(Recorded data)
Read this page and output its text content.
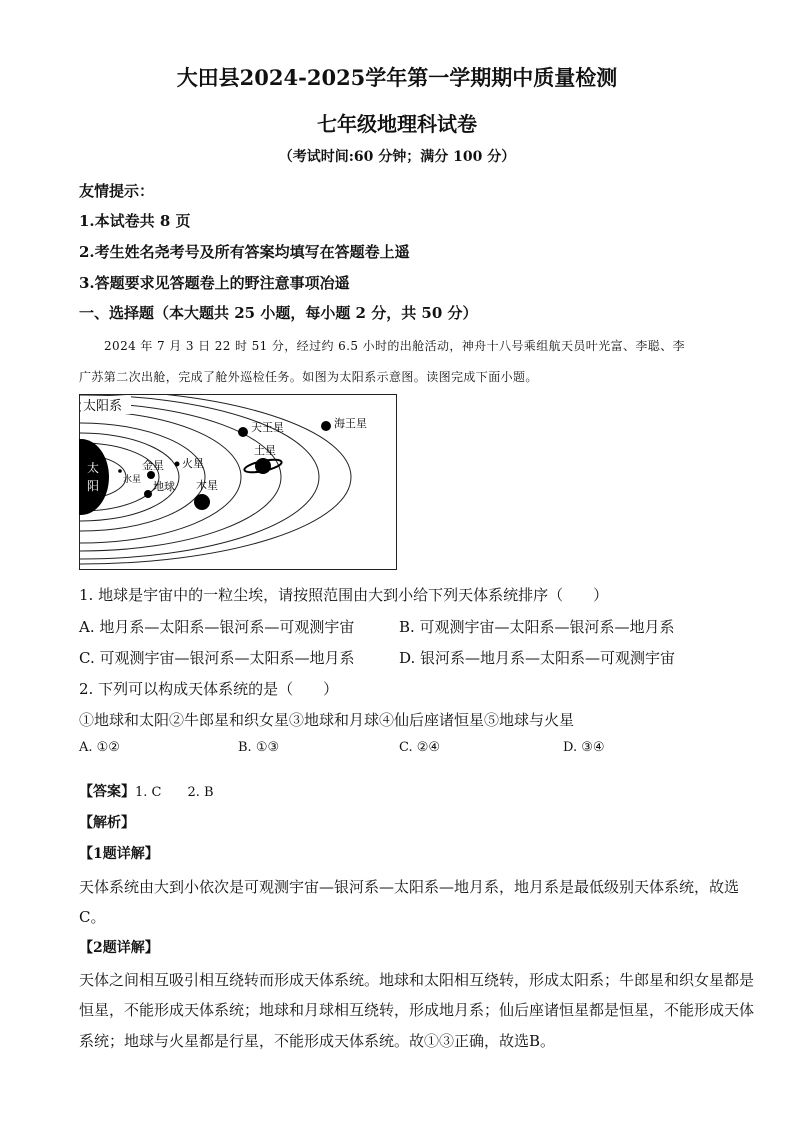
大田县2024-2025学年第一学期期中质量检测
七年级地理科试卷
（考试时间:60 分钟；满分 100 分）
友情提示：
1.本试卷共 8 页
2.考生姓名尧考号及所有答案均填写在答题卷上遥
3.答题要求见答题卷上的野注意事项冶遥
一、选择题（本大题共 25 小题，每小题 2 分，共 50 分）
2024 年 7 月 3 日 22 时 51 分，经过约 6.5 小时的出舱活动，神舟十八号乘组航天员叶光富、李聪、李
广苏第二次出舱，完成了舱外巡检任务。如图为太阳系示意图。读图完成下面小题。
太
阳	水星
金星
地球
火星
木星
土星
天王星	海王星
太阳系
1. 地球是宇宙中的一粒尘埃，请按照范围由大到小给下列天体系统排序（　　）
A. 地月系—太阳系—银河系—可观测宇宙	B. 可观测宇宙—太阳系—银河系—地月系
C. 可观测宇宙—银河系—太阳系—地月系	D. 银河系—地月系—太阳系—可观测宇宙
2. 下列可以构成天体系统的是（　　）
①地球和太阳②牛郎星和织女星③地球和月球④仙后座诸恒星⑤地球与火星
A. ①②	B. ①③	C. ②④	D. ③④
【答案】1. C　　2. B
【解析】
【1题详解】
天体系统由大到小依次是可观测宇宙—银河系—太阳系—地月系，地月系是最低级别天体系统，故选
C。
【2题详解】
天体之间相互吸引相互绕转而形成天体系统。地球和太阳相互绕转，形成太阳系；牛郎星和织女星都是
恒星，不能形成天体系统；地球和月球相互绕转，形成地月系；仙后座诸恒星都是恒星，不能形成天体
系统；地球与火星都是行星，不能形成天体系统。故①③正确，故选B。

* _GIVEN TASK_:
Copy each line of the records that contains the word "不能形成天体系统".

* _EXERCISE ANSWER_:
恒星，不能形成天体系统；地球和月球相互绕转，形成地月系；仙后座诸恒星都是恒星，不能形成天体
系统；地球与火星都是行星，不能形成天体系统。故①③正确，故选B。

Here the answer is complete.